▶ Data shown:
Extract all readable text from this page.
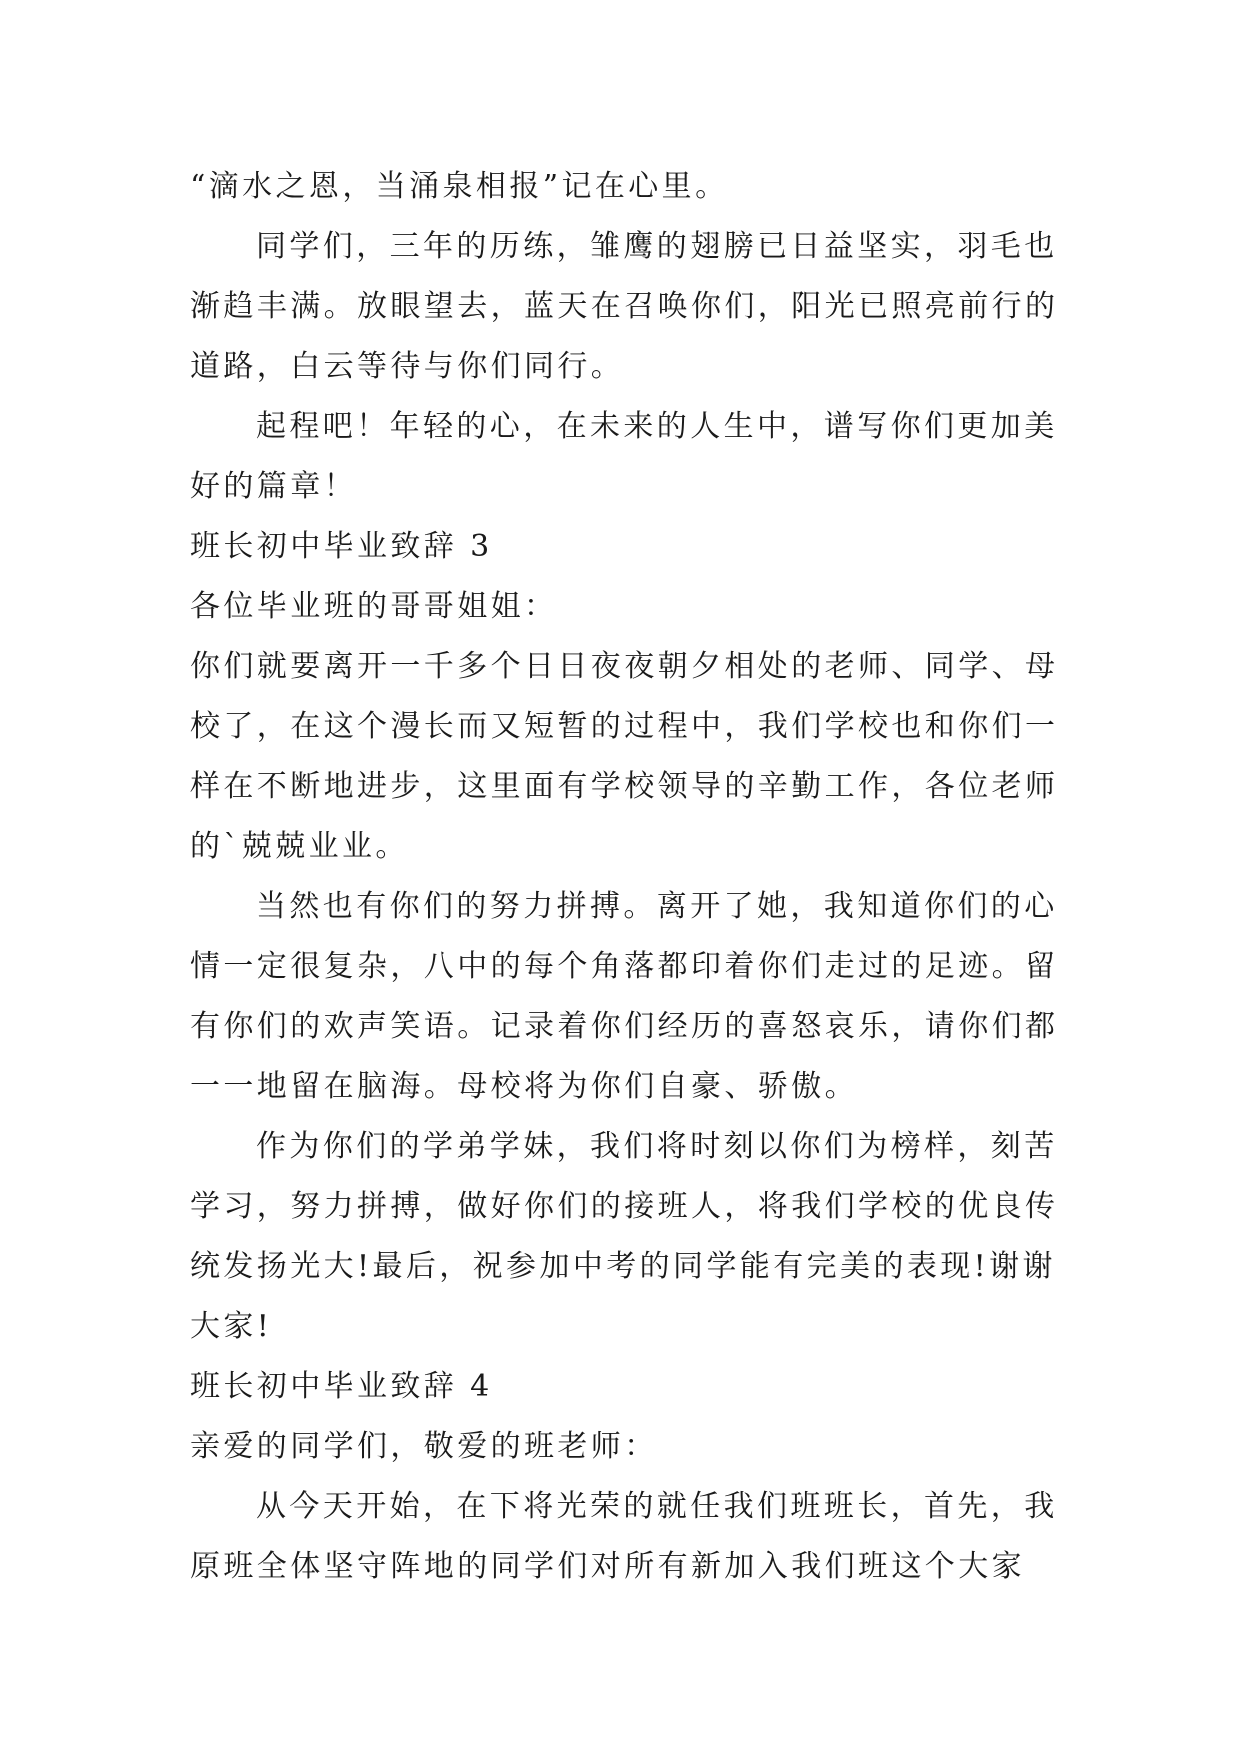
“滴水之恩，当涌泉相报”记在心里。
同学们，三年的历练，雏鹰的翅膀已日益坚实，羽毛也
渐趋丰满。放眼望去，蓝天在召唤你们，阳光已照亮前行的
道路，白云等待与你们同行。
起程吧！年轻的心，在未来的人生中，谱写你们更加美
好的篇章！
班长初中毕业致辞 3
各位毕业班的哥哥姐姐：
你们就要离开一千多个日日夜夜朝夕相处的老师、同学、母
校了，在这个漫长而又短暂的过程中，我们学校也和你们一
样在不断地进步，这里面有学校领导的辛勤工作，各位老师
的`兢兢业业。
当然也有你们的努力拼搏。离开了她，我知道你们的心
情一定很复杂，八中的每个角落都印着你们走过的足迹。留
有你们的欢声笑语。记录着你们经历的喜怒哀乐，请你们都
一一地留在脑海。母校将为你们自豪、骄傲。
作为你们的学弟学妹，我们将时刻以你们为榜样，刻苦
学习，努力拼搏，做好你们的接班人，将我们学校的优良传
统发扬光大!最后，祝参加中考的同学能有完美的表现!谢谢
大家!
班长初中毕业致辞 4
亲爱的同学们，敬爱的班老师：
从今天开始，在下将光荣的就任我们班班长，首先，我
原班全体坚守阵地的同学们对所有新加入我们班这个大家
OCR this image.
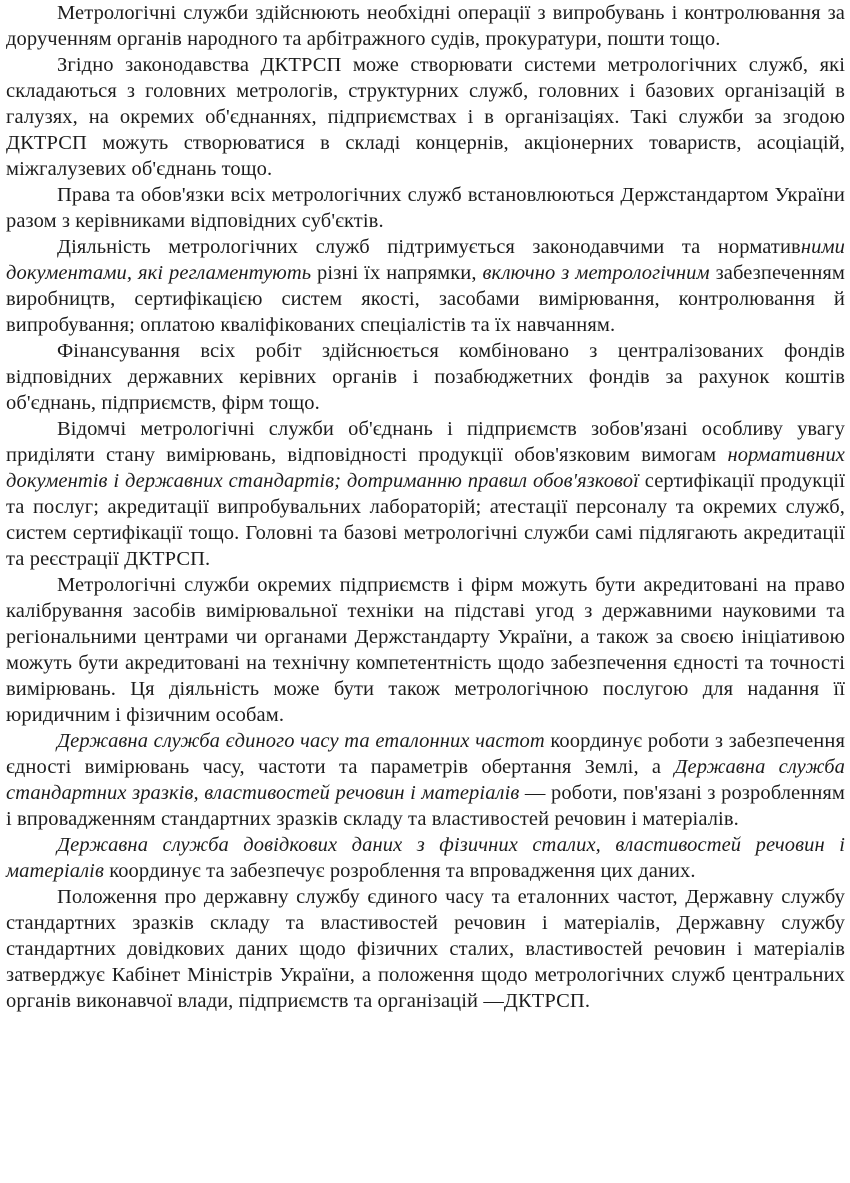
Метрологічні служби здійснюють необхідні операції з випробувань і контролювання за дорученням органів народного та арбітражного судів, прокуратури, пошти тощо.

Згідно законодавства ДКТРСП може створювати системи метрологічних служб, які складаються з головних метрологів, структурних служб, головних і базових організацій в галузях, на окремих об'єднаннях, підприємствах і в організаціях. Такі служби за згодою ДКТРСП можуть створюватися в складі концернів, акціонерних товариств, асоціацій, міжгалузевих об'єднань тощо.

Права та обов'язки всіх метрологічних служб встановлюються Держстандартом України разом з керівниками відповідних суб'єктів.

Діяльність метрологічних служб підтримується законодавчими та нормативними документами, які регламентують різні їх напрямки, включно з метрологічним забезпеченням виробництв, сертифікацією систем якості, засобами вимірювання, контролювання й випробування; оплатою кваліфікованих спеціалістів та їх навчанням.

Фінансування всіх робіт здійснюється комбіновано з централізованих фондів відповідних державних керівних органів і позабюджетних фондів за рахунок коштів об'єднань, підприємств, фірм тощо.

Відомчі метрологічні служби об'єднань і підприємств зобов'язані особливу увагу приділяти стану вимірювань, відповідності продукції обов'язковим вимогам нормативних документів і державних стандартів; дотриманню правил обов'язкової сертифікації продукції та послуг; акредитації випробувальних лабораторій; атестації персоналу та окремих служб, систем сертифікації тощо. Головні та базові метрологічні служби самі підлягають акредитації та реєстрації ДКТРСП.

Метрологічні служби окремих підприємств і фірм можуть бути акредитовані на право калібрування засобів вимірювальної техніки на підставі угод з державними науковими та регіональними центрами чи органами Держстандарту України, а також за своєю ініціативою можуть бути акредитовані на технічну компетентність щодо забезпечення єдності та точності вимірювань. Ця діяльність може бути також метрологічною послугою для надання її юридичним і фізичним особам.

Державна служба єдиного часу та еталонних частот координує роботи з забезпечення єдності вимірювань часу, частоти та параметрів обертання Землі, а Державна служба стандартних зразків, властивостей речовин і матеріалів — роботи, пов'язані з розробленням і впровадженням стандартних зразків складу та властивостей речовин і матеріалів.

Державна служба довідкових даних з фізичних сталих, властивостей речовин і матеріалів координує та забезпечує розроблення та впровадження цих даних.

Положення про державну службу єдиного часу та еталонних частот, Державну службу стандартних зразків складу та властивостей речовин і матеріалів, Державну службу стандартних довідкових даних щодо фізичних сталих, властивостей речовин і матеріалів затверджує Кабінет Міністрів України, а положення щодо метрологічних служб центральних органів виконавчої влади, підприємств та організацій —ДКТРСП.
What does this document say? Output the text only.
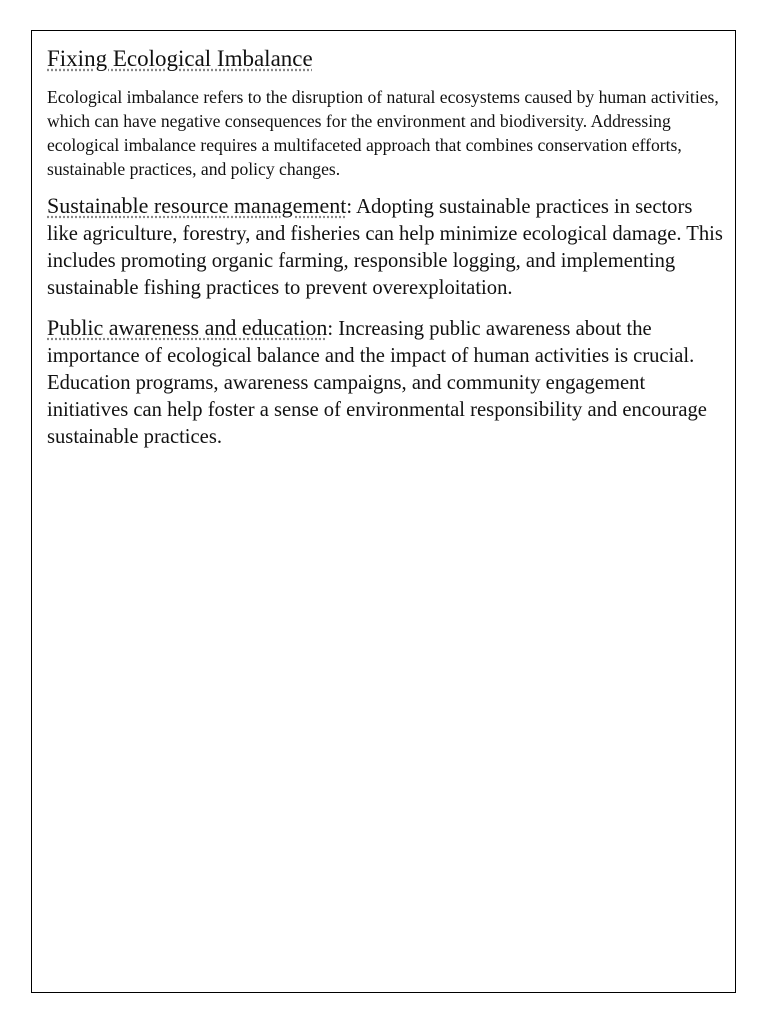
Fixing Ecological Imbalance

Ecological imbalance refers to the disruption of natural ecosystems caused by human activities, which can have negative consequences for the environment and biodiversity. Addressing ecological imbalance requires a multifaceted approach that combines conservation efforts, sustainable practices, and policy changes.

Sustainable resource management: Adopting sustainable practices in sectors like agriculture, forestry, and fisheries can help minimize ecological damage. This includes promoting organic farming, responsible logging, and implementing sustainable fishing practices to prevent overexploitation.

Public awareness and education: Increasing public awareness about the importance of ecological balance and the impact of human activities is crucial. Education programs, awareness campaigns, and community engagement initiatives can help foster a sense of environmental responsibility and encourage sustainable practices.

▶ Required work: Each line with the string "сталих" in it needs to be found and copied.

▶ Result of this exercise:
Державна служба довідкових даних з фізичних сталих, властивостей речовин і матеріалів координує та забезпечує розроблення та впровадження цих даних.
Положення про державну службу єдиного часу та еталонних частот, Державну службу стандартних зразків складу та властивостей речовин і матеріалів, Державну службу стандартних довідкових даних щодо фізичних сталих, властивостей речовин і матеріалів затверджує Кабінет Міністрів України, а положення щодо метрологічних служб центральних органів виконавчої влади, підприємств та організацій —ДКТРСП.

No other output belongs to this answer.